-- Start EXTRACTED MATERIAL --

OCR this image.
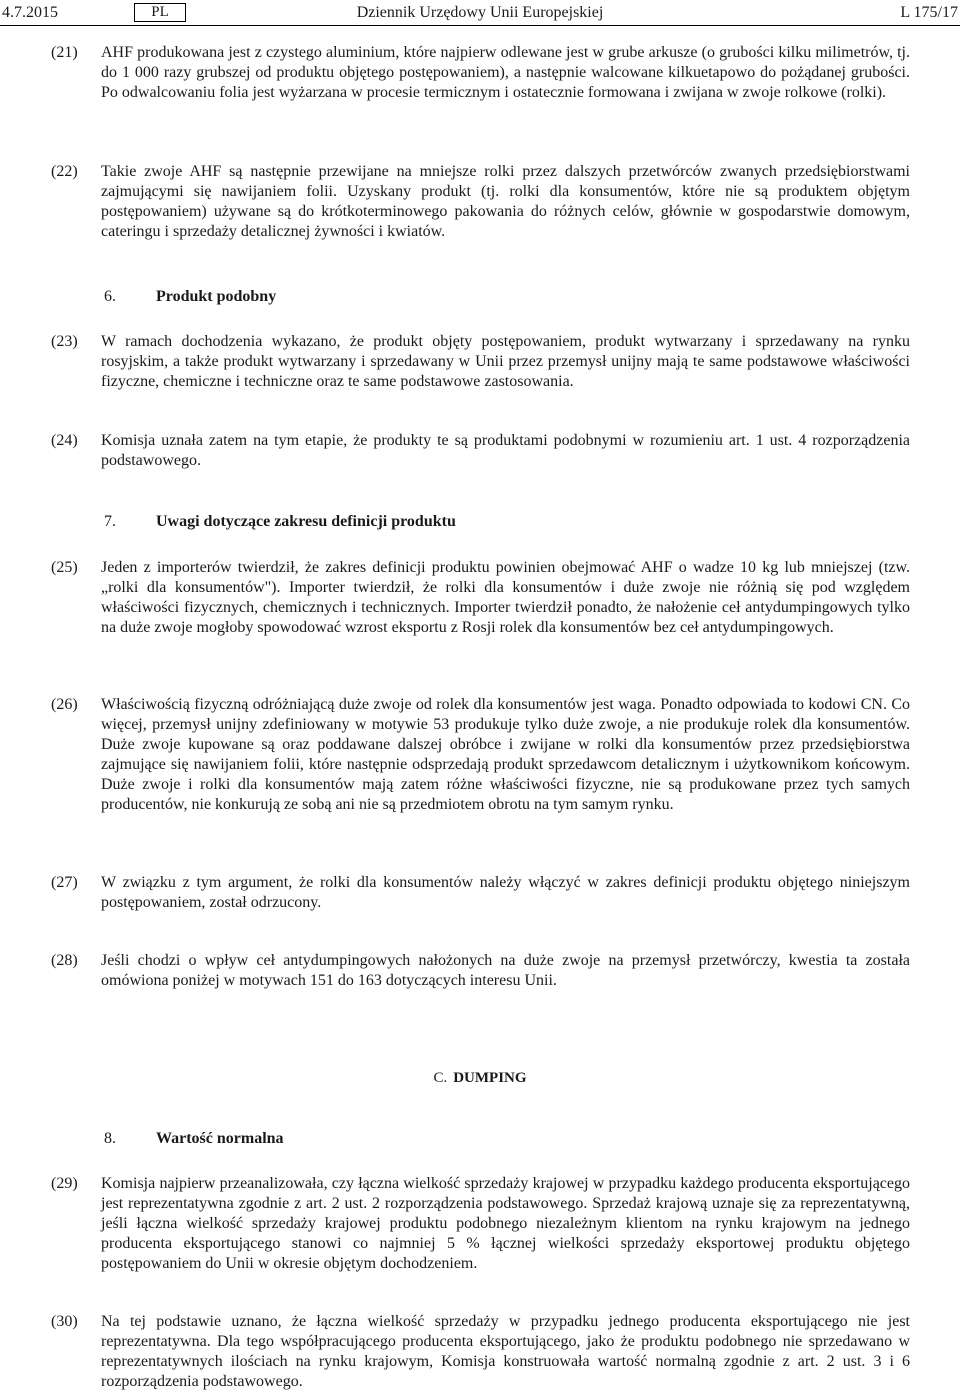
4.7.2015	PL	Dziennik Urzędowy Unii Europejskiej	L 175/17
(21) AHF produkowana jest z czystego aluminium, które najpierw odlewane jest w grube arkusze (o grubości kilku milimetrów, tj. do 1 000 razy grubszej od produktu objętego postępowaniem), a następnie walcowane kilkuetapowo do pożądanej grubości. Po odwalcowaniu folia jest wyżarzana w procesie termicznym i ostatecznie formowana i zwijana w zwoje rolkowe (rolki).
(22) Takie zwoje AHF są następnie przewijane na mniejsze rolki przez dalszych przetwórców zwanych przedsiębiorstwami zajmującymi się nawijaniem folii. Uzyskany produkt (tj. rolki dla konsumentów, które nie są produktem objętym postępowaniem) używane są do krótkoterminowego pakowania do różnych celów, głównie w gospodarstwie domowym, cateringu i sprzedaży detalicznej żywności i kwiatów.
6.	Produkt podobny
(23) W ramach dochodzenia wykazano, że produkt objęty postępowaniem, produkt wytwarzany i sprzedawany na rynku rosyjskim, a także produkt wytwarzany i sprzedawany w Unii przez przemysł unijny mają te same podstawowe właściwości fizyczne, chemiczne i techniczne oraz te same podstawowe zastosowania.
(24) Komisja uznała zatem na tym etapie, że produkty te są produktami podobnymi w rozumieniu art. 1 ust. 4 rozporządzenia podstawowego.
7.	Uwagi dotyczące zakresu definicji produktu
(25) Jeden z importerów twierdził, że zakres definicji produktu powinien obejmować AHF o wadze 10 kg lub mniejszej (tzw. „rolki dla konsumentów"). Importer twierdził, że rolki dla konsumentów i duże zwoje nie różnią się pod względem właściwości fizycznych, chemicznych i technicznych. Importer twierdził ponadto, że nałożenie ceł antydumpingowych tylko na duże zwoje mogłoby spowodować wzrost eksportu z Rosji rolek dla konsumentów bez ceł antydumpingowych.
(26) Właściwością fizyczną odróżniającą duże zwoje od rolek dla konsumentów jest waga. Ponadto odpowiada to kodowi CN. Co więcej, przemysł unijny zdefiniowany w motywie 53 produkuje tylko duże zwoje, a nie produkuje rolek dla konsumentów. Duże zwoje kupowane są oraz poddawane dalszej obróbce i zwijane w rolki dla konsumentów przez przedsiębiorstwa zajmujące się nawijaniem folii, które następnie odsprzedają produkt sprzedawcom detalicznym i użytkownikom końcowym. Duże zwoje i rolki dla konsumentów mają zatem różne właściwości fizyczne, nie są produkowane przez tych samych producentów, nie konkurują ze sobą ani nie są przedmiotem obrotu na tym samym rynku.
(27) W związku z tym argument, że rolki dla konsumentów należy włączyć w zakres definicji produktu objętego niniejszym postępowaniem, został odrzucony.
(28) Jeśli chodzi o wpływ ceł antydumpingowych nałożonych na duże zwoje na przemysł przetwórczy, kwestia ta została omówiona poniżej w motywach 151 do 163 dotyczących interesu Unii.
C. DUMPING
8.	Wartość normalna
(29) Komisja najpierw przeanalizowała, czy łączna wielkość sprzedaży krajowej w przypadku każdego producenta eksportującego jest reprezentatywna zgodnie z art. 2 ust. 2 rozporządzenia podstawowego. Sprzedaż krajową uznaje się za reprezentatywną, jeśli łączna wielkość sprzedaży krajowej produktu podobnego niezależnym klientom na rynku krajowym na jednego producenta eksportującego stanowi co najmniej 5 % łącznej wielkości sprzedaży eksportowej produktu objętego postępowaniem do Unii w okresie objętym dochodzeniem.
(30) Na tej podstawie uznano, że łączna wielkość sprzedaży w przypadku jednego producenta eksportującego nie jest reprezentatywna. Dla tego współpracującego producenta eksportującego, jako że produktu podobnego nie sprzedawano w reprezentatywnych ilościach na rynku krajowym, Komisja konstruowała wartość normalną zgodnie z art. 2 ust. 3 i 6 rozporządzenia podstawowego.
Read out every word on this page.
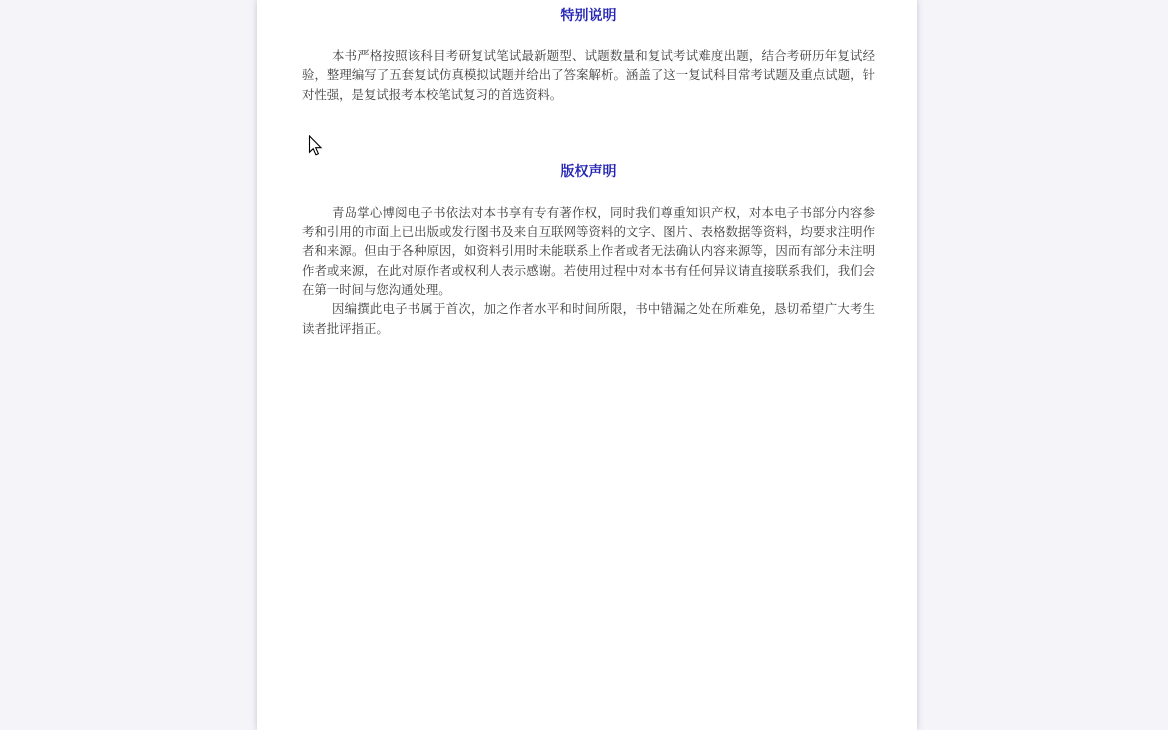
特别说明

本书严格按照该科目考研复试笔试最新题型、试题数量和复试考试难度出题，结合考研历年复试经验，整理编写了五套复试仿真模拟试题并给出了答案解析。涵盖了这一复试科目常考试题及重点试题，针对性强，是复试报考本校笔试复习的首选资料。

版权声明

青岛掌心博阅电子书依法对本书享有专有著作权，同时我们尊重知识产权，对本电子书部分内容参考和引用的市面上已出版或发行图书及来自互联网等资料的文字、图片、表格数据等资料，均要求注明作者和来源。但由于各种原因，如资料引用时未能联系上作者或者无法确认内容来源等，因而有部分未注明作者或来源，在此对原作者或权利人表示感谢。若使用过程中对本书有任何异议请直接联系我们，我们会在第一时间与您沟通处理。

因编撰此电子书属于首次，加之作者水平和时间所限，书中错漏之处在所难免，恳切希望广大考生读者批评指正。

-- End EXTRACTED MATERIAL --

§ WHAT TO DO: Every record above should be transcribed exactly; the pictures stay out of the copy.

§ ANSWER TO THIS EXERCISE:
OCR this image.
4.7.2015	PL	Dziennik Urzędowy Unii Europejskiej	L 175/17
(21) AHF produkowana jest z czystego aluminium, które najpierw odlewane jest w grube arkusze (o grubości kilku milimetrów, tj. do 1 000 razy grubszej od produktu objętego postępowaniem), a następnie walcowane kilkuetapowo do pożądanej grubości. Po odwalcowaniu folia jest wyżarzana w procesie termicznym i ostatecznie formowana i zwijana w zwoje rolkowe (rolki).
(22) Takie zwoje AHF są następnie przewijane na mniejsze rolki przez dalszych przetwórców zwanych przedsiębiorstwami zajmującymi się nawijaniem folii. Uzyskany produkt (tj. rolki dla konsumentów, które nie są produktem objętym postępowaniem) używane są do krótkoterminowego pakowania do różnych celów, głównie w gospodarstwie domowym, cateringu i sprzedaży detalicznej żywności i kwiatów.
6.	Produkt podobny
(23) W ramach dochodzenia wykazano, że produkt objęty postępowaniem, produkt wytwarzany i sprzedawany na rynku rosyjskim, a także produkt wytwarzany i sprzedawany w Unii przez przemysł unijny mają te same podstawowe właściwości fizyczne, chemiczne i techniczne oraz te same podstawowe zastosowania.
(24) Komisja uznała zatem na tym etapie, że produkty te są produktami podobnymi w rozumieniu art. 1 ust. 4 rozporządzenia podstawowego.
7.	Uwagi dotyczące zakresu definicji produktu
(25) Jeden z importerów twierdził, że zakres definicji produktu powinien obejmować AHF o wadze 10 kg lub mniejszej (tzw. „rolki dla konsumentów"). Importer twierdził, że rolki dla konsumentów i duże zwoje nie różnią się pod względem właściwości fizycznych, chemicznych i technicznych. Importer twierdził ponadto, że nałożenie ceł antydumpingowych tylko na duże zwoje mogłoby spowodować wzrost eksportu z Rosji rolek dla konsumentów bez ceł antydumpingowych.
(26) Właściwością fizyczną odróżniającą duże zwoje od rolek dla konsumentów jest waga. Ponadto odpowiada to kodowi CN. Co więcej, przemysł unijny zdefiniowany w motywie 53 produkuje tylko duże zwoje, a nie produkuje rolek dla konsumentów. Duże zwoje kupowane są oraz poddawane dalszej obróbce i zwijane w rolki dla konsumentów przez przedsiębiorstwa zajmujące się nawijaniem folii, które następnie odsprzedają produkt sprzedawcom detalicznym i użytkownikom końcowym. Duże zwoje i rolki dla konsumentów mają zatem różne właściwości fizyczne, nie są produkowane przez tych samych producentów, nie konkurują ze sobą ani nie są przedmiotem obrotu na tym samym rynku.
(27) W związku z tym argument, że rolki dla konsumentów należy włączyć w zakres definicji produktu objętego niniejszym postępowaniem, został odrzucony.
(28) Jeśli chodzi o wpływ ceł antydumpingowych nałożonych na duże zwoje na przemysł przetwórczy, kwestia ta została omówiona poniżej w motywach 151 do 163 dotyczących interesu Unii.
C. DUMPING
8.	Wartość normalna
(29) Komisja najpierw przeanalizowała, czy łączna wielkość sprzedaży krajowej w przypadku każdego producenta eksportującego jest reprezentatywna zgodnie z art. 2 ust. 2 rozporządzenia podstawowego. Sprzedaż krajową uznaje się za reprezentatywną, jeśli łączna wielkość sprzedaży krajowej produktu podobnego niezależnym klientom na rynku krajowym na jednego producenta eksportującego stanowi co najmniej 5 % łącznej wielkości sprzedaży eksportowej produktu objętego postępowaniem do Unii w okresie objętym dochodzeniem.
(30) Na tej podstawie uznano, że łączna wielkość sprzedaży w przypadku jednego producenta eksportującego nie jest reprezentatywna. Dla tego współpracującego producenta eksportującego, jako że produktu podobnego nie sprzedawano w reprezentatywnych ilościach na rynku krajowym, Komisja konstruowała wartość normalną zgodnie z art. 2 ust. 3 i 6 rozporządzenia podstawowego.
Read out every word on this page.
特别说明

本书严格按照该科目考研复试笔试最新题型、试题数量和复试考试难度出题，结合考研历年复试经验，整理编写了五套复试仿真模拟试题并给出了答案解析。涵盖了这一复试科目常考试题及重点试题，针对性强，是复试报考本校笔试复习的首选资料。

版权声明

青岛掌心博阅电子书依法对本书享有专有著作权，同时我们尊重知识产权，对本电子书部分内容参考和引用的市面上已出版或发行图书及来自互联网等资料的文字、图片、表格数据等资料，均要求注明作者和来源。但由于各种原因，如资料引用时未能联系上作者或者无法确认内容来源等，因而有部分未注明作者或来源，在此对原作者或权利人表示感谢。若使用过程中对本书有任何异议请直接联系我们，我们会在第一时间与您沟通处理。

因编撰此电子书属于首次，加之作者水平和时间所限，书中错漏之处在所难免，恳切希望广大考生读者批评指正。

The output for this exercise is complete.